## [Work to complete]
Transcribe the records below exactly as they appear.
* * * *
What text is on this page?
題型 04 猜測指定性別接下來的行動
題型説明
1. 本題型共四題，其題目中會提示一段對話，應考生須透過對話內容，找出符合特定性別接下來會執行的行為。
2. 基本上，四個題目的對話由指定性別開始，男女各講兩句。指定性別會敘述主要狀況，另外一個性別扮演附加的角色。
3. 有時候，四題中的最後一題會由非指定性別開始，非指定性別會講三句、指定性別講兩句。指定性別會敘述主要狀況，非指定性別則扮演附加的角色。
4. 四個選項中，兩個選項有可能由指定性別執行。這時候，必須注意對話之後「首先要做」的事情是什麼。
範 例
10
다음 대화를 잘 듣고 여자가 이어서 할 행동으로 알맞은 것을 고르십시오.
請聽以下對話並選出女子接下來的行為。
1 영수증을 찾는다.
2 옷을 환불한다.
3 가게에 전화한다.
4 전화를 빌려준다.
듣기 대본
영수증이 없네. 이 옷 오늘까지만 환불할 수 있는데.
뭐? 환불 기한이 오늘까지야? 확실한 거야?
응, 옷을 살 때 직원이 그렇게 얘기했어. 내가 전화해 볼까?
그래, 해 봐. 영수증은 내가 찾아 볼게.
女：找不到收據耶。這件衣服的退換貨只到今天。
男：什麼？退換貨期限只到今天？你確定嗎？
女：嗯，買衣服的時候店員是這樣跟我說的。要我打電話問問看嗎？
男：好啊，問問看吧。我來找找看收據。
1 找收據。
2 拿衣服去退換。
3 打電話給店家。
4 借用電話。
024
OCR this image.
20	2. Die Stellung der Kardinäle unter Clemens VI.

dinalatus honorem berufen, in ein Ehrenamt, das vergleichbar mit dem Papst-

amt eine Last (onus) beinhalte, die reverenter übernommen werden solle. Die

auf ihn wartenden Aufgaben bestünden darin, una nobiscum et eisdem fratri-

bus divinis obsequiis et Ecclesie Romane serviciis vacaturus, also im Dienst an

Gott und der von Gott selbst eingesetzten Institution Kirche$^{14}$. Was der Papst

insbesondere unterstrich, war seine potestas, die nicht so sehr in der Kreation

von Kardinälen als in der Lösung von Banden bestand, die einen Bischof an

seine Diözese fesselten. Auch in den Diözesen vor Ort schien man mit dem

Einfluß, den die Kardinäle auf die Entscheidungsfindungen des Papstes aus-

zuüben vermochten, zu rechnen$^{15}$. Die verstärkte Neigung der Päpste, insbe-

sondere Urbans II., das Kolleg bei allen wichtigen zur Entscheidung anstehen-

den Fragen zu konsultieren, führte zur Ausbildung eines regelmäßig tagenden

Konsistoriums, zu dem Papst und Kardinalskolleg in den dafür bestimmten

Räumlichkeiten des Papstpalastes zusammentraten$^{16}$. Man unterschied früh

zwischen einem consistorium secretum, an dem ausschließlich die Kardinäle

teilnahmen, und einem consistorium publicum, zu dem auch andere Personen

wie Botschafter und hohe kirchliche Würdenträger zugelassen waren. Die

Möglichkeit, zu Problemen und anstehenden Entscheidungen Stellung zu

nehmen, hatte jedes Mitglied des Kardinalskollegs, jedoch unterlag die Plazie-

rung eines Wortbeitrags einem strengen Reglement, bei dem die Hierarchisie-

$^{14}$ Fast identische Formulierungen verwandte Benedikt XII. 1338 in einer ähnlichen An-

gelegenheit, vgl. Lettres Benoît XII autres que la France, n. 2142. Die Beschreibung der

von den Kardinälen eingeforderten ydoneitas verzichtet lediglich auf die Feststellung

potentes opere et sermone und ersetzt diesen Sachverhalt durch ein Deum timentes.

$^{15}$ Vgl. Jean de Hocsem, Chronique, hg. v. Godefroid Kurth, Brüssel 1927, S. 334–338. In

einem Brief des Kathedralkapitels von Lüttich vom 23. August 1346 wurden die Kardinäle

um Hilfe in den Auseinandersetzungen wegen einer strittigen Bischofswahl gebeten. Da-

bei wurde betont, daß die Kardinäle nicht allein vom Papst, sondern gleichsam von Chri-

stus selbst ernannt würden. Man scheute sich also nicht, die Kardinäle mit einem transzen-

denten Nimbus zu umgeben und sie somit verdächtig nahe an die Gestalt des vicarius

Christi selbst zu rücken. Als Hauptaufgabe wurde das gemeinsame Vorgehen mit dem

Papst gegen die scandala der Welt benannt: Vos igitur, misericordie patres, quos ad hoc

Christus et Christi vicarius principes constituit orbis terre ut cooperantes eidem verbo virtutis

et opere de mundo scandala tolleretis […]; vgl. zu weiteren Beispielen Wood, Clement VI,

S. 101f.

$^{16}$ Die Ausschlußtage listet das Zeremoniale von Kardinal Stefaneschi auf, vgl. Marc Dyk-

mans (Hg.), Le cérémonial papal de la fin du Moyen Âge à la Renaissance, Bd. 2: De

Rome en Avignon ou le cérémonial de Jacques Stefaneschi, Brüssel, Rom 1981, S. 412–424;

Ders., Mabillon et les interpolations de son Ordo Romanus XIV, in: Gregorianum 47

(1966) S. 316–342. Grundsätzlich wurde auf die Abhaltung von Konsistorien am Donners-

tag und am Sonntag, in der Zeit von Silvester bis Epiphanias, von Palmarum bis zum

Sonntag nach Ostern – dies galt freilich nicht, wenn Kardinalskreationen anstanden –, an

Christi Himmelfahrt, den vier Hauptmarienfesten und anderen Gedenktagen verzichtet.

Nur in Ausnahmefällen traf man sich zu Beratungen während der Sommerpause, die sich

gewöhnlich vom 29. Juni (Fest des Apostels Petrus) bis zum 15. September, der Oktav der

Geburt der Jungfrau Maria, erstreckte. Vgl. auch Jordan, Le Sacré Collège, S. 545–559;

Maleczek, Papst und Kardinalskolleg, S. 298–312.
* * * *
## [Complete answer]
What text is on this page?
題型 04 猜測指定性別接下來的行動
題型説明
1. 本題型共四題，其題目中會提示一段對話，應考生須透過對話內容，找出符合特定性別接下來會執行的行為。
2. 基本上，四個題目的對話由指定性別開始，男女各講兩句。指定性別會敘述主要狀況，另外一個性別扮演附加的角色。
3. 有時候，四題中的最後一題會由非指定性別開始，非指定性別會講三句、指定性別講兩句。指定性別會敘述主要狀況，非指定性別則扮演附加的角色。
4. 四個選項中，兩個選項有可能由指定性別執行。這時候，必須注意對話之後「首先要做」的事情是什麼。
範 例
10
다음 대화를 잘 듣고 여자가 이어서 할 행동으로 알맞은 것을 고르십시오.
請聽以下對話並選出女子接下來的行為。
1 영수증을 찾는다.
2 옷을 환불한다.
3 가게에 전화한다.
4 전화를 빌려준다.
듣기 대본
영수증이 없네. 이 옷 오늘까지만 환불할 수 있는데.
뭐? 환불 기한이 오늘까지야? 확실한 거야?
응, 옷을 살 때 직원이 그렇게 얘기했어. 내가 전화해 볼까?
그래, 해 봐. 영수증은 내가 찾아 볼게.
女：找不到收據耶。這件衣服的退換貨只到今天。
男：什麼？退換貨期限只到今天？你確定嗎？
女：嗯，買衣服的時候店員是這樣跟我說的。要我打電話問問看嗎？
男：好啊，問問看吧。我來找找看收據。
1 找收據。
2 拿衣服去退換。
3 打電話給店家。
4 借用電話。
024
OCR this image.
20	2. Die Stellung der Kardinäle unter Clemens VI.

dinalatus honorem berufen, in ein Ehrenamt, das vergleichbar mit dem Papst-

amt eine Last (onus) beinhalte, die reverenter übernommen werden solle. Die

auf ihn wartenden Aufgaben bestünden darin, una nobiscum et eisdem fratri-

bus divinis obsequiis et Ecclesie Romane serviciis vacaturus, also im Dienst an

Gott und der von Gott selbst eingesetzten Institution Kirche$^{14}$. Was der Papst

insbesondere unterstrich, war seine potestas, die nicht so sehr in der Kreation

von Kardinälen als in der Lösung von Banden bestand, die einen Bischof an

seine Diözese fesselten. Auch in den Diözesen vor Ort schien man mit dem

Einfluß, den die Kardinäle auf die Entscheidungsfindungen des Papstes aus-

zuüben vermochten, zu rechnen$^{15}$. Die verstärkte Neigung der Päpste, insbe-

sondere Urbans II., das Kolleg bei allen wichtigen zur Entscheidung anstehen-

den Fragen zu konsultieren, führte zur Ausbildung eines regelmäßig tagenden

Konsistoriums, zu dem Papst und Kardinalskolleg in den dafür bestimmten

Räumlichkeiten des Papstpalastes zusammentraten$^{16}$. Man unterschied früh

zwischen einem consistorium secretum, an dem ausschließlich die Kardinäle

teilnahmen, und einem consistorium publicum, zu dem auch andere Personen

wie Botschafter und hohe kirchliche Würdenträger zugelassen waren. Die

Möglichkeit, zu Problemen und anstehenden Entscheidungen Stellung zu

nehmen, hatte jedes Mitglied des Kardinalskollegs, jedoch unterlag die Plazie-

rung eines Wortbeitrags einem strengen Reglement, bei dem die Hierarchisie-

$^{14}$ Fast identische Formulierungen verwandte Benedikt XII. 1338 in einer ähnlichen An-

gelegenheit, vgl. Lettres Benoît XII autres que la France, n. 2142. Die Beschreibung der

von den Kardinälen eingeforderten ydoneitas verzichtet lediglich auf die Feststellung

potentes opere et sermone und ersetzt diesen Sachverhalt durch ein Deum timentes.

$^{15}$ Vgl. Jean de Hocsem, Chronique, hg. v. Godefroid Kurth, Brüssel 1927, S. 334–338. In

einem Brief des Kathedralkapitels von Lüttich vom 23. August 1346 wurden die Kardinäle

um Hilfe in den Auseinandersetzungen wegen einer strittigen Bischofswahl gebeten. Da-

bei wurde betont, daß die Kardinäle nicht allein vom Papst, sondern gleichsam von Chri-

stus selbst ernannt würden. Man scheute sich also nicht, die Kardinäle mit einem transzen-

denten Nimbus zu umgeben und sie somit verdächtig nahe an die Gestalt des vicarius

Christi selbst zu rücken. Als Hauptaufgabe wurde das gemeinsame Vorgehen mit dem

Papst gegen die scandala der Welt benannt: Vos igitur, misericordie patres, quos ad hoc

Christus et Christi vicarius principes constituit orbis terre ut cooperantes eidem verbo virtutis

et opere de mundo scandala tolleretis […]; vgl. zu weiteren Beispielen Wood, Clement VI,

S. 101f.

$^{16}$ Die Ausschlußtage listet das Zeremoniale von Kardinal Stefaneschi auf, vgl. Marc Dyk-

mans (Hg.), Le cérémonial papal de la fin du Moyen Âge à la Renaissance, Bd. 2: De

Rome en Avignon ou le cérémonial de Jacques Stefaneschi, Brüssel, Rom 1981, S. 412–424;

Ders., Mabillon et les interpolations de son Ordo Romanus XIV, in: Gregorianum 47

(1966) S. 316–342. Grundsätzlich wurde auf die Abhaltung von Konsistorien am Donners-

tag und am Sonntag, in der Zeit von Silvester bis Epiphanias, von Palmarum bis zum

Sonntag nach Ostern – dies galt freilich nicht, wenn Kardinalskreationen anstanden –, an

Christi Himmelfahrt, den vier Hauptmarienfesten und anderen Gedenktagen verzichtet.

Nur in Ausnahmefällen traf man sich zu Beratungen während der Sommerpause, die sich

gewöhnlich vom 29. Juni (Fest des Apostels Petrus) bis zum 15. September, der Oktav der

Geburt der Jungfrau Maria, erstreckte. Vgl. auch Jordan, Le Sacré Collège, S. 545–559;

Maleczek, Papst und Kardinalskolleg, S. 298–312.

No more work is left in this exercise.